(Items listed in a dataset)
/---

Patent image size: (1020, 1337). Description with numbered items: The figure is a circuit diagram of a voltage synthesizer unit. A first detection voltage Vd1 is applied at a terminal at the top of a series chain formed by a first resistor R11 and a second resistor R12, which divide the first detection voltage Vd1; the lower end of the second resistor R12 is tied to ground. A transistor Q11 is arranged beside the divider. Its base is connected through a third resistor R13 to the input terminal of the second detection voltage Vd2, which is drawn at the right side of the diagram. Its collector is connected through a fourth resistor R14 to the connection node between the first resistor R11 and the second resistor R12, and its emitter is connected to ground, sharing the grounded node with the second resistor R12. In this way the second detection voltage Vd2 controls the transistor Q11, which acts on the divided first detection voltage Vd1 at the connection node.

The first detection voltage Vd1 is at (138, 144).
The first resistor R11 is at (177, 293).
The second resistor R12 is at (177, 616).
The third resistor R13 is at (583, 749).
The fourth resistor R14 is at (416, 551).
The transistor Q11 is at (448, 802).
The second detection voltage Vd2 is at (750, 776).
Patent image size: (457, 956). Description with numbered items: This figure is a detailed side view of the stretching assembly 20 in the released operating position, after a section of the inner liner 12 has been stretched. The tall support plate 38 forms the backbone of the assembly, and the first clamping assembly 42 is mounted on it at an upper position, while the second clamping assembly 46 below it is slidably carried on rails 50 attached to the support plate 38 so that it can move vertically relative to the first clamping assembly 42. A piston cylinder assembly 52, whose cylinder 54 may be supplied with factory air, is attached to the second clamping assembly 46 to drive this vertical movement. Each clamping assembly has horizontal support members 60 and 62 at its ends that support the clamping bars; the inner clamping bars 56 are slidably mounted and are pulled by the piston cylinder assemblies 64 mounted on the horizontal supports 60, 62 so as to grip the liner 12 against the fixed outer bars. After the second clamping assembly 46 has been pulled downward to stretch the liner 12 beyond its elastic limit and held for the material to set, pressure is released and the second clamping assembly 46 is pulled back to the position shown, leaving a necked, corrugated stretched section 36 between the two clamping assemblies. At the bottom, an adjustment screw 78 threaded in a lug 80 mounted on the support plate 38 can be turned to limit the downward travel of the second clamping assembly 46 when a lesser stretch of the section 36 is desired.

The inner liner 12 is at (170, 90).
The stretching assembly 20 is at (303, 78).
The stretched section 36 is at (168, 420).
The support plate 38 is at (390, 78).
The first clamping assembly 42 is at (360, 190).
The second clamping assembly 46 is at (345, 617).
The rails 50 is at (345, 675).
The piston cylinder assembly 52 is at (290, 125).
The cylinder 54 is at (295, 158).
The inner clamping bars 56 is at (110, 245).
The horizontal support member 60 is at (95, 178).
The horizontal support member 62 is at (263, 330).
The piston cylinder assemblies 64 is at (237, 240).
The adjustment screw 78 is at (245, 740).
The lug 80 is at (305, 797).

\---

Rewrite all of the material above, changing every instance of "Patent image size" to "Figure dimensions" and leaving everything else as it is.

# [FULL OUTPUT]
Figure dimensions: (1020, 1337). Description with numbered items: The figure is a circuit diagram of a voltage synthesizer unit. A first detection voltage Vd1 is applied at a terminal at the top of a series chain formed by a first resistor R11 and a second resistor R12, which divide the first detection voltage Vd1; the lower end of the second resistor R12 is tied to ground. A transistor Q11 is arranged beside the divider. Its base is connected through a third resistor R13 to the input terminal of the second detection voltage Vd2, which is drawn at the right side of the diagram. Its collector is connected through a fourth resistor R14 to the connection node between the first resistor R11 and the second resistor R12, and its emitter is connected to ground, sharing the grounded node with the second resistor R12. In this way the second detection voltage Vd2 controls the transistor Q11, which acts on the divided first detection voltage Vd1 at the connection node.

The first detection voltage Vd1 is at (138, 144).
The first resistor R11 is at (177, 293).
The second resistor R12 is at (177, 616).
The third resistor R13 is at (583, 749).
The fourth resistor R14 is at (416, 551).
The transistor Q11 is at (448, 802).
The second detection voltage Vd2 is at (750, 776).
Figure dimensions: (457, 956). Description with numbered items: This figure is a detailed side view of the stretching assembly 20 in the released operating position, after a section of the inner liner 12 has been stretched. The tall support plate 38 forms the backbone of the assembly, and the first clamping assembly 42 is mounted on it at an upper position, while the second clamping assembly 46 below it is slidably carried on rails 50 attached to the support plate 38 so that it can move vertically relative to the first clamping assembly 42. A piston cylinder assembly 52, whose cylinder 54 may be supplied with factory air, is attached to the second clamping assembly 46 to drive this vertical movement. Each clamping assembly has horizontal support members 60 and 62 at its ends that support the clamping bars; the inner clamping bars 56 are slidably mounted and are pulled by the piston cylinder assemblies 64 mounted on the horizontal supports 60, 62 so as to grip the liner 12 against the fixed outer bars. After the second clamping assembly 46 has been pulled downward to stretch the liner 12 beyond its elastic limit and held for the material to set, pressure is released and the second clamping assembly 46 is pulled back to the position shown, leaving a necked, corrugated stretched section 36 between the two clamping assemblies. At the bottom, an adjustment screw 78 threaded in a lug 80 mounted on the support plate 38 can be turned to limit the downward travel of the second clamping assembly 46 when a lesser stretch of the section 36 is desired.

The inner liner 12 is at (170, 90).
The stretching assembly 20 is at (303, 78).
The stretched section 36 is at (168, 420).
The support plate 38 is at (390, 78).
The first clamping assembly 42 is at (360, 190).
The second clamping assembly 46 is at (345, 617).
The rails 50 is at (345, 675).
The piston cylinder assembly 52 is at (290, 125).
The cylinder 54 is at (295, 158).
The inner clamping bars 56 is at (110, 245).
The horizontal support member 60 is at (95, 178).
The horizontal support member 62 is at (263, 330).
The piston cylinder assemblies 64 is at (237, 240).
The adjustment screw 78 is at (245, 740).
The lug 80 is at (305, 797).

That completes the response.